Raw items
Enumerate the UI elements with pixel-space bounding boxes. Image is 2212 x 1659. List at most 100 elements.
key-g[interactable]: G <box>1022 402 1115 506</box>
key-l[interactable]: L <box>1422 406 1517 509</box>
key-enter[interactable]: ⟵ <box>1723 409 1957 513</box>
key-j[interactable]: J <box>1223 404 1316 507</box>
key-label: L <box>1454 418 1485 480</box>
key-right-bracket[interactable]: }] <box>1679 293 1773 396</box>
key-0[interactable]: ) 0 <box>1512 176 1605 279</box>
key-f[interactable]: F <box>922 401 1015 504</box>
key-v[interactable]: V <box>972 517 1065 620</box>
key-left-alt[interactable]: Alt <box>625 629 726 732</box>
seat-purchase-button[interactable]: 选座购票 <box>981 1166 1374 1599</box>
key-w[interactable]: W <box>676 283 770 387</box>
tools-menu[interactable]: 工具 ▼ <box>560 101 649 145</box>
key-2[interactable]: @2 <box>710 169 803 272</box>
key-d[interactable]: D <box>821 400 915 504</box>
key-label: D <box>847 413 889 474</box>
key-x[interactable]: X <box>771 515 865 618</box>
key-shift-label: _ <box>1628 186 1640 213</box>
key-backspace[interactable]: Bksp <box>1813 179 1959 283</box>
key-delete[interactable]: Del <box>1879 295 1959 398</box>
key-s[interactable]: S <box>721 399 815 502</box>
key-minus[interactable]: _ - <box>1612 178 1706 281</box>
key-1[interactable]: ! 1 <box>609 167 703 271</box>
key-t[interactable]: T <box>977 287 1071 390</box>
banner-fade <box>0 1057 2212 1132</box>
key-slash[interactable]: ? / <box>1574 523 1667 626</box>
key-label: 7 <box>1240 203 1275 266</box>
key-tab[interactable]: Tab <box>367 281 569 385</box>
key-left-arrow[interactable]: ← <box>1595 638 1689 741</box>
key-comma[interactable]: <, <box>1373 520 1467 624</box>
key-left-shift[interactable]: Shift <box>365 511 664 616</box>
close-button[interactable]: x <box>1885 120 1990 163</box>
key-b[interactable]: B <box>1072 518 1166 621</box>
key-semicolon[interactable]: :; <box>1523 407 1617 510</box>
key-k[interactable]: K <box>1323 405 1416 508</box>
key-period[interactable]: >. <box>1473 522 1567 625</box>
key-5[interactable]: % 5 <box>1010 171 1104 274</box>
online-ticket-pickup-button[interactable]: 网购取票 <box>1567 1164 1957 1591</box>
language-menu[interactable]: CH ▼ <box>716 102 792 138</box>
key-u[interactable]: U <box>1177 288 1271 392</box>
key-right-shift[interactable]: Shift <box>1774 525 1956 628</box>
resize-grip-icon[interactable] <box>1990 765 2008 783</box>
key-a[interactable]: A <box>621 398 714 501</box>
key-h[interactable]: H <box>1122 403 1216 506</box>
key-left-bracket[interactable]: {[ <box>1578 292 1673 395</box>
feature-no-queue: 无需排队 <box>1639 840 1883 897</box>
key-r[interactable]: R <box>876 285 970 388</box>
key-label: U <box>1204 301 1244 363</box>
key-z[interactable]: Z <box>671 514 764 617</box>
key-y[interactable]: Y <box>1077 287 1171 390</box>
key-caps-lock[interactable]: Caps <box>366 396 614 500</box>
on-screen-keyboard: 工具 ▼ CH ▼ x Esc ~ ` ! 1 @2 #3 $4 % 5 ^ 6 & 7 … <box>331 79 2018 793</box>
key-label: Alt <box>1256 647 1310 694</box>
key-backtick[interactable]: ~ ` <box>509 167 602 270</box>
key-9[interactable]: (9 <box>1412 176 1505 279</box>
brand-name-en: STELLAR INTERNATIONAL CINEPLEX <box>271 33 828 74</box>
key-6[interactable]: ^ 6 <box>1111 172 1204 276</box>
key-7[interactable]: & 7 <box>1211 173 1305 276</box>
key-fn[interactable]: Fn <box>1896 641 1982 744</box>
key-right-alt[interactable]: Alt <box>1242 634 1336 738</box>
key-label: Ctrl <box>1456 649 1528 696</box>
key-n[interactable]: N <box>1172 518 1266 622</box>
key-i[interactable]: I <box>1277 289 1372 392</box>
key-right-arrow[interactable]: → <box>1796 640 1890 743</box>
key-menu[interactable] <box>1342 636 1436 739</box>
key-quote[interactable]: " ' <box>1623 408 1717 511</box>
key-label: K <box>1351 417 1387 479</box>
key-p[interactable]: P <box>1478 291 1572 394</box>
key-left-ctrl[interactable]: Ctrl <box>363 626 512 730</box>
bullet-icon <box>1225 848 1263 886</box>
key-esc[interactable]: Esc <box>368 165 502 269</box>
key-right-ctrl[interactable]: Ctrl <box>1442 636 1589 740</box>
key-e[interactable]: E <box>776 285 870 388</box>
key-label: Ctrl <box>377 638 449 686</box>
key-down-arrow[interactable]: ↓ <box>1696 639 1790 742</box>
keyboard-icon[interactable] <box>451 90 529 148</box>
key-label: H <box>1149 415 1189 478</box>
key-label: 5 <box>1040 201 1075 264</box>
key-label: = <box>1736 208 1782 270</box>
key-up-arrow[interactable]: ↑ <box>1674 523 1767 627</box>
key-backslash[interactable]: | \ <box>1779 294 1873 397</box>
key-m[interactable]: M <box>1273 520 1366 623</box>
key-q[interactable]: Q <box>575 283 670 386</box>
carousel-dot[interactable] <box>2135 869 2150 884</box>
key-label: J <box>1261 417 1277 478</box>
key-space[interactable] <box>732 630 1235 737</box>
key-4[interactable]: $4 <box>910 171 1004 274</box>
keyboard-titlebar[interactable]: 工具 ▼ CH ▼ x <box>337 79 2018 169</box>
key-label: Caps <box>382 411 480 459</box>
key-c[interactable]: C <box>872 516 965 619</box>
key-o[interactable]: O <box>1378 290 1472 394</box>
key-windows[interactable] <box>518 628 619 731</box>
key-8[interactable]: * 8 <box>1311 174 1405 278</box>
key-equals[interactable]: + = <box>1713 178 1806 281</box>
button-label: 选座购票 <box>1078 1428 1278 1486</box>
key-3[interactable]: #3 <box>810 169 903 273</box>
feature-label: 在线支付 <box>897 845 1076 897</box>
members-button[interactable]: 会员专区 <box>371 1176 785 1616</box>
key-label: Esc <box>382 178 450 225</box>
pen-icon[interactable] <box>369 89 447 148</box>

## Instructions to follow
Copy out everything from the start of the items down to the line containing "key-enter[interactable]: ⟵ <box>1723", with both ends included.

## Expected answer
Enumerate the UI elements with pixel-space bounding boxes. Image is 2212 x 1659. List at most 100 elements.
key-g[interactable]: G <box>1022 402 1115 506</box>
key-l[interactable]: L <box>1422 406 1517 509</box>
key-enter[interactable]: ⟵ <box>1723 409 1957 513</box>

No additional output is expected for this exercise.